### WHAT YOU ARE ASKED TO DO:
Repeat the following lines exactly and nothing else: the line containing "Transcribe this image's" and each line after it through the end of the listing.

Items listed in a dataset
------

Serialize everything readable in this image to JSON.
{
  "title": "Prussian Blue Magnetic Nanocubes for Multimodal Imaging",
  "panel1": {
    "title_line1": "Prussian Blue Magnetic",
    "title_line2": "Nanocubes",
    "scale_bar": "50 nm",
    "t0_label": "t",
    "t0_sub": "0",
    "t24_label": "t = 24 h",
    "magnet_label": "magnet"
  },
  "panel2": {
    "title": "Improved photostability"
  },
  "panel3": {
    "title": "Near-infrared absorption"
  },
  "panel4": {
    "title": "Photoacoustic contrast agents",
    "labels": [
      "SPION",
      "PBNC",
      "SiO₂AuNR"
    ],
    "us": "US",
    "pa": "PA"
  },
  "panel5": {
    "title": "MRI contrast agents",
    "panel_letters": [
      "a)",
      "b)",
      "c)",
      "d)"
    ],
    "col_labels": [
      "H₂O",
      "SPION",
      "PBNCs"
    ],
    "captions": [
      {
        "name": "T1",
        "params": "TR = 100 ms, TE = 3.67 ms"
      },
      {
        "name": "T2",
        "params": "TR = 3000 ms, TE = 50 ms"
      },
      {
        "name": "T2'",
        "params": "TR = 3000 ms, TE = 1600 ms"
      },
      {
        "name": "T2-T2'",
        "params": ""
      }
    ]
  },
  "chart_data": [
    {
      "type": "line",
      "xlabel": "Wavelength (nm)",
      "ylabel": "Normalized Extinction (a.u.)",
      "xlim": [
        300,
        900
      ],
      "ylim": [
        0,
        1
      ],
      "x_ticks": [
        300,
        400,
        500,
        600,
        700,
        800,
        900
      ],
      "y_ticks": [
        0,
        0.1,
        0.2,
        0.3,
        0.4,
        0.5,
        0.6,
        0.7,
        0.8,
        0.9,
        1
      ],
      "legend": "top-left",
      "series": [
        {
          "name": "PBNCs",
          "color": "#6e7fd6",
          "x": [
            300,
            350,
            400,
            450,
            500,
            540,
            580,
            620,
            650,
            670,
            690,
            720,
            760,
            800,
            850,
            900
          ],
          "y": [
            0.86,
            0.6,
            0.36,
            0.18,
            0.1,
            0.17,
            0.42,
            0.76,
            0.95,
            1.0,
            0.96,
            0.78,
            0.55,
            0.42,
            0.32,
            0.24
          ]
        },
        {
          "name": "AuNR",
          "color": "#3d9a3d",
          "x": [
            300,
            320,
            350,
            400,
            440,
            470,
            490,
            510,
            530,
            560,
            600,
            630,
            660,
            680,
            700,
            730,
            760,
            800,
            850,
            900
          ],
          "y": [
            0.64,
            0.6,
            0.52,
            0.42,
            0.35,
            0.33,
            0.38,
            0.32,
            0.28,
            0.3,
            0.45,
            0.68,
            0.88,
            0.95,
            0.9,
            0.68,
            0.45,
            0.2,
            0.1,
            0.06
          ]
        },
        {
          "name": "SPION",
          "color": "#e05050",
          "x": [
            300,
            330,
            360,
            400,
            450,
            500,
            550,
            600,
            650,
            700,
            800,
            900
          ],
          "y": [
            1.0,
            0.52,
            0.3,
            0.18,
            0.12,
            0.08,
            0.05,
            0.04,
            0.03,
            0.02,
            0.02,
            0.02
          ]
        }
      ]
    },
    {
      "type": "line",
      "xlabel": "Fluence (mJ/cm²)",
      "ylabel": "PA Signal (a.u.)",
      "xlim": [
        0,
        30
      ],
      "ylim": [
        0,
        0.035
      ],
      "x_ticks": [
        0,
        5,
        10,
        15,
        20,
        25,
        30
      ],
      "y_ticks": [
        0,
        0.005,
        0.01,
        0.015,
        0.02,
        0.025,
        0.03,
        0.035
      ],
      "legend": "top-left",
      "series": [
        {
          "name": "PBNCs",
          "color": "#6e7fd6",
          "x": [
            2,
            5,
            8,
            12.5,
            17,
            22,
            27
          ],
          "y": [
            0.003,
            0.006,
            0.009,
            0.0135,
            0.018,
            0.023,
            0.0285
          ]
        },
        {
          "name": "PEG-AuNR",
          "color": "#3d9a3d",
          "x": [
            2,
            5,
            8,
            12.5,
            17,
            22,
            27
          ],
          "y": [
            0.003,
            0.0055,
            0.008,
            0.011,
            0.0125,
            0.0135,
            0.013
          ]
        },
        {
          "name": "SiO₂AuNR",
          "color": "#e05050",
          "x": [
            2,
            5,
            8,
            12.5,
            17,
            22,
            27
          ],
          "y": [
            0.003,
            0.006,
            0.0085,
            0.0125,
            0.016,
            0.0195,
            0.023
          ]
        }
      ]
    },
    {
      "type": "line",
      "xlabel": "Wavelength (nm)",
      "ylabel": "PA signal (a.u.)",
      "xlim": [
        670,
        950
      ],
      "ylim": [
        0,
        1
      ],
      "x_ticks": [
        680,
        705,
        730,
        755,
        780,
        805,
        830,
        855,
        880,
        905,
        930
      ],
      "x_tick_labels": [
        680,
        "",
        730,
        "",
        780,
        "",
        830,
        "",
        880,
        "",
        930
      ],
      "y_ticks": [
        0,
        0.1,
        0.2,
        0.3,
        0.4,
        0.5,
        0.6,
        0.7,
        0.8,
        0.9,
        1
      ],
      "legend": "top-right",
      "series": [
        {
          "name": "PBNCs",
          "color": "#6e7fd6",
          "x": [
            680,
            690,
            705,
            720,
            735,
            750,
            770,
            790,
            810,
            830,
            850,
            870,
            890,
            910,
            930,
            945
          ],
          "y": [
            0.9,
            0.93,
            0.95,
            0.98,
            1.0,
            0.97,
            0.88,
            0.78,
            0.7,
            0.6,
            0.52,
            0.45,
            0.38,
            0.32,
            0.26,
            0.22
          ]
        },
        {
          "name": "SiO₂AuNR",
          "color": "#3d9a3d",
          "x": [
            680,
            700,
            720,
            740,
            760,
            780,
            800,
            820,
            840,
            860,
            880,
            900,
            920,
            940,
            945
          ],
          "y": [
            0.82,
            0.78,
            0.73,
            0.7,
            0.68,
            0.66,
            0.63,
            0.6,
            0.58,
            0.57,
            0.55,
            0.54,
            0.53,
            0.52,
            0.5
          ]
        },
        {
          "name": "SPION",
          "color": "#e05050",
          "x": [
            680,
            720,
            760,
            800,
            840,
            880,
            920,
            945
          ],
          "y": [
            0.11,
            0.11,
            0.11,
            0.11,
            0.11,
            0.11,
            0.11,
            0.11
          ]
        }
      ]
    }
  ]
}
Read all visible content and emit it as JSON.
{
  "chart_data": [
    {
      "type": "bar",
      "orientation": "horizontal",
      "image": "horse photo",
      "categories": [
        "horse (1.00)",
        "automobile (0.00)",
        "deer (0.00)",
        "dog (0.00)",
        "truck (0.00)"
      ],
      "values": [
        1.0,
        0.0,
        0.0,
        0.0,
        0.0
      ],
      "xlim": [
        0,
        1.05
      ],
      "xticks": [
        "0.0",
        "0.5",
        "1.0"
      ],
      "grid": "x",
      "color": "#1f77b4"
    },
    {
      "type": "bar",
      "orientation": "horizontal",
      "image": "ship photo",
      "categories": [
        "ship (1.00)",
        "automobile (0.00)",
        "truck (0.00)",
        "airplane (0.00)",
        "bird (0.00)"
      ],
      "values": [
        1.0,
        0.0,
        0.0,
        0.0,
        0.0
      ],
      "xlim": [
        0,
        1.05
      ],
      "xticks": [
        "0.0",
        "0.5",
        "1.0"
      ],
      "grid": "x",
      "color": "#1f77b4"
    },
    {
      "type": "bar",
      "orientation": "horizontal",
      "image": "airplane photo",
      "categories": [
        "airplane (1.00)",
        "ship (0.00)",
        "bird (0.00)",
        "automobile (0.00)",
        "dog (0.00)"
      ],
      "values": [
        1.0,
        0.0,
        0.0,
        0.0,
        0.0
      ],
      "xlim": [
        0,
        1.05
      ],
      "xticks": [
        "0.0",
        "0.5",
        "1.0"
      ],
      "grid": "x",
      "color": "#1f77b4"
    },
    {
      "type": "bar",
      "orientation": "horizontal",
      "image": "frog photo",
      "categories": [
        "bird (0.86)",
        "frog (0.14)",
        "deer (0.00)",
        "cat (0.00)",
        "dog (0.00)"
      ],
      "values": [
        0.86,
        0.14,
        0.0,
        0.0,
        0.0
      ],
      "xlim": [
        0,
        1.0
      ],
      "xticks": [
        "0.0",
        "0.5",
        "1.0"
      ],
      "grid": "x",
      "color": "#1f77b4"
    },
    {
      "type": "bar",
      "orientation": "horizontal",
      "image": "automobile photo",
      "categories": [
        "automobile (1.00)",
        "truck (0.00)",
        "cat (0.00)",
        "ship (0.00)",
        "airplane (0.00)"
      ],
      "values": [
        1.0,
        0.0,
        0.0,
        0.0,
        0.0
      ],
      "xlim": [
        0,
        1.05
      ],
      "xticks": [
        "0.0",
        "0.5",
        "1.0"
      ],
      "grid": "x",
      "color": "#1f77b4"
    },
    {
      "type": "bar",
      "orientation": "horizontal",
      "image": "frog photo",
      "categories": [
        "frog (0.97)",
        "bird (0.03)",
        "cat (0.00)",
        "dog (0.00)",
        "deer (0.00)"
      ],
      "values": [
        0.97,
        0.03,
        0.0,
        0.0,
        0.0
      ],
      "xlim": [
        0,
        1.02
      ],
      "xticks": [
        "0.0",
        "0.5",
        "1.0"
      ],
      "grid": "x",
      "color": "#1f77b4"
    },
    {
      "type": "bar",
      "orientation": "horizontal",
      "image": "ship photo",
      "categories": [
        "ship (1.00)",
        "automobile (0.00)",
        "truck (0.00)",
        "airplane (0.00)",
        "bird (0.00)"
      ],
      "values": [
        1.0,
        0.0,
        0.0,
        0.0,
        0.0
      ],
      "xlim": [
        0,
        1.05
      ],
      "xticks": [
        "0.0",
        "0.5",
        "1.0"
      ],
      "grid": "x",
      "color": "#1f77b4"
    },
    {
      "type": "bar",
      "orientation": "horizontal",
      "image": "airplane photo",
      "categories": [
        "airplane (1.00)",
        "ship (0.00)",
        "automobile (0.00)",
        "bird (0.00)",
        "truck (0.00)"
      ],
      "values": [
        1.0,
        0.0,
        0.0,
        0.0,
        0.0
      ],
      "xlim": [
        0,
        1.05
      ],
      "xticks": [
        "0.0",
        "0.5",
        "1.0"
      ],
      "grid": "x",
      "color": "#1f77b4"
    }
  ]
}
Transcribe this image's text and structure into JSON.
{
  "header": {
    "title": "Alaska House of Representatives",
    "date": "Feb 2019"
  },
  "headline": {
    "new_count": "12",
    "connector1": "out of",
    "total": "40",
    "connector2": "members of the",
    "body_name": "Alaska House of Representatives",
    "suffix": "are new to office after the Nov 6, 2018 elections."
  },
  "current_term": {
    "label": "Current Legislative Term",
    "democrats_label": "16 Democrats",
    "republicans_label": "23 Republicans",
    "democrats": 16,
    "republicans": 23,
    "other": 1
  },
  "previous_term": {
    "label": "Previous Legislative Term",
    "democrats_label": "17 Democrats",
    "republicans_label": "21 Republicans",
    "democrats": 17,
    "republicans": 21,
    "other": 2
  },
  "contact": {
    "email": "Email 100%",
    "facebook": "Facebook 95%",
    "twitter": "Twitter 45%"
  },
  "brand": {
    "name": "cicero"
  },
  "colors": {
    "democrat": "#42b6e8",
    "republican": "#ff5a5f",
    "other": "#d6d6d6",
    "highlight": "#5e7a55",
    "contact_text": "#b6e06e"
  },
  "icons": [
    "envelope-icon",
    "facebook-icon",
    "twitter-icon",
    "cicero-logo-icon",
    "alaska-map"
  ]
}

------

### SOLVED EXERCISE:
Transcribe this image's text and structure into JSON.
{
  "header": {
    "title": "Alaska House of Representatives",
    "date": "Feb 2019"
  },
  "headline": {
    "new_count": "12",
    "connector1": "out of",
    "total": "40",
    "connector2": "members of the",
    "body_name": "Alaska House of Representatives",
    "suffix": "are new to office after the Nov 6, 2018 elections."
  },
  "current_term": {
    "label": "Current Legislative Term",
    "democrats_label": "16 Democrats",
    "republicans_label": "23 Republicans",
    "democrats": 16,
    "republicans": 23,
    "other": 1
  },
  "previous_term": {
    "label": "Previous Legislative Term",
    "democrats_label": "17 Democrats",
    "republicans_label": "21 Republicans",
    "democrats": 17,
    "republicans": 21,
    "other": 2
  },
  "contact": {
    "email": "Email 100%",
    "facebook": "Facebook 95%",
    "twitter": "Twitter 45%"
  },
  "brand": {
    "name": "cicero"
  },
  "colors": {
    "democrat": "#42b6e8",
    "republican": "#ff5a5f",
    "other": "#d6d6d6",
    "highlight": "#5e7a55",
    "contact_text": "#b6e06e"
  },
  "icons": [
    "envelope-icon",
    "facebook-icon",
    "twitter-icon",
    "cicero-logo-icon",
    "alaska-map"
  ]
}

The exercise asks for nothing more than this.